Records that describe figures
****

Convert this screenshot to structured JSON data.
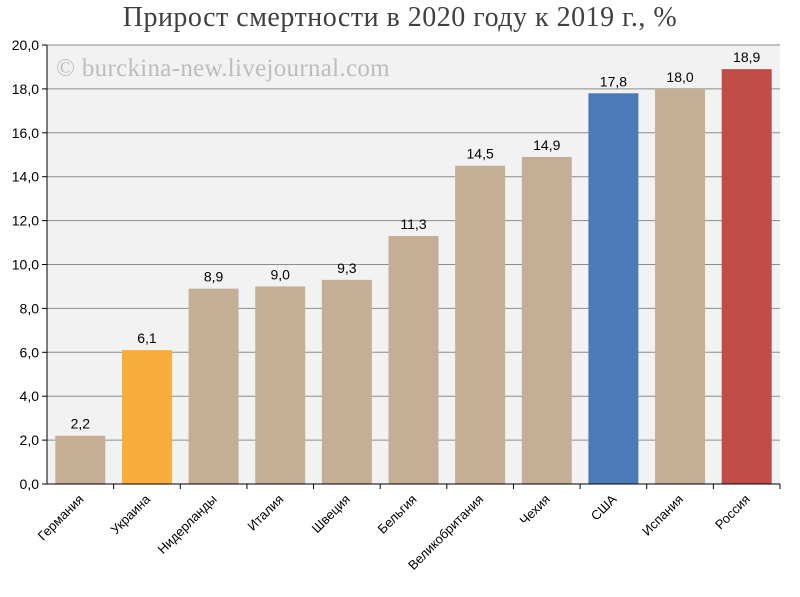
{
  "chart_data": {
    "type": "bar",
    "title": "Прирост смертности в 2020 году к 2019 г., %",
    "watermark": "© burckina-new.livejournal.com",
    "categories": [
      "Германия",
      "Украина",
      "Нидерланды",
      "Италия",
      "Швеция",
      "Бельгия",
      "Великобритания",
      "Чехия",
      "США",
      "Испания",
      "Россия"
    ],
    "values": [
      2.2,
      6.1,
      8.9,
      9.0,
      9.3,
      11.3,
      14.5,
      14.9,
      17.8,
      18.0,
      18.9
    ],
    "data_labels": [
      "2,2",
      "6,1",
      "8,9",
      "9,0",
      "9,3",
      "11,3",
      "14,5",
      "14,9",
      "17,8",
      "18,0",
      "18,9"
    ],
    "colors": [
      "#c4ae95",
      "#f9ad3a",
      "#c4ae95",
      "#c4ae95",
      "#c4ae95",
      "#c4ae95",
      "#c4ae95",
      "#c4ae95",
      "#4a7bb8",
      "#c4ae95",
      "#c04b47"
    ],
    "ylim": [
      0,
      20
    ],
    "yticks": [
      0,
      2,
      4,
      6,
      8,
      10,
      12,
      14,
      16,
      18,
      20
    ],
    "ytick_labels": [
      "0,0",
      "2,0",
      "4,0",
      "6,0",
      "8,0",
      "10,0",
      "12,0",
      "14,0",
      "16,0",
      "18,0",
      "20,0"
    ],
    "grid": true,
    "plot_background": "#f2f2f2",
    "xlabel": "",
    "ylabel": ""
  }
}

****

Retype all of the entries exactly as written, leaving out any images.

#### Correct response
Convert this screenshot to structured JSON data.
{
  "chart_data": {
    "type": "bar",
    "title": "Прирост смертности в 2020 году к 2019 г., %",
    "watermark": "© burckina-new.livejournal.com",
    "categories": [
      "Германия",
      "Украина",
      "Нидерланды",
      "Италия",
      "Швеция",
      "Бельгия",
      "Великобритания",
      "Чехия",
      "США",
      "Испания",
      "Россия"
    ],
    "values": [
      2.2,
      6.1,
      8.9,
      9.0,
      9.3,
      11.3,
      14.5,
      14.9,
      17.8,
      18.0,
      18.9
    ],
    "data_labels": [
      "2,2",
      "6,1",
      "8,9",
      "9,0",
      "9,3",
      "11,3",
      "14,5",
      "14,9",
      "17,8",
      "18,0",
      "18,9"
    ],
    "colors": [
      "#c4ae95",
      "#f9ad3a",
      "#c4ae95",
      "#c4ae95",
      "#c4ae95",
      "#c4ae95",
      "#c4ae95",
      "#c4ae95",
      "#4a7bb8",
      "#c4ae95",
      "#c04b47"
    ],
    "ylim": [
      0,
      20
    ],
    "yticks": [
      0,
      2,
      4,
      6,
      8,
      10,
      12,
      14,
      16,
      18,
      20
    ],
    "ytick_labels": [
      "0,0",
      "2,0",
      "4,0",
      "6,0",
      "8,0",
      "10,0",
      "12,0",
      "14,0",
      "16,0",
      "18,0",
      "20,0"
    ],
    "grid": true,
    "plot_background": "#f2f2f2",
    "xlabel": "",
    "ylabel": ""
  }
}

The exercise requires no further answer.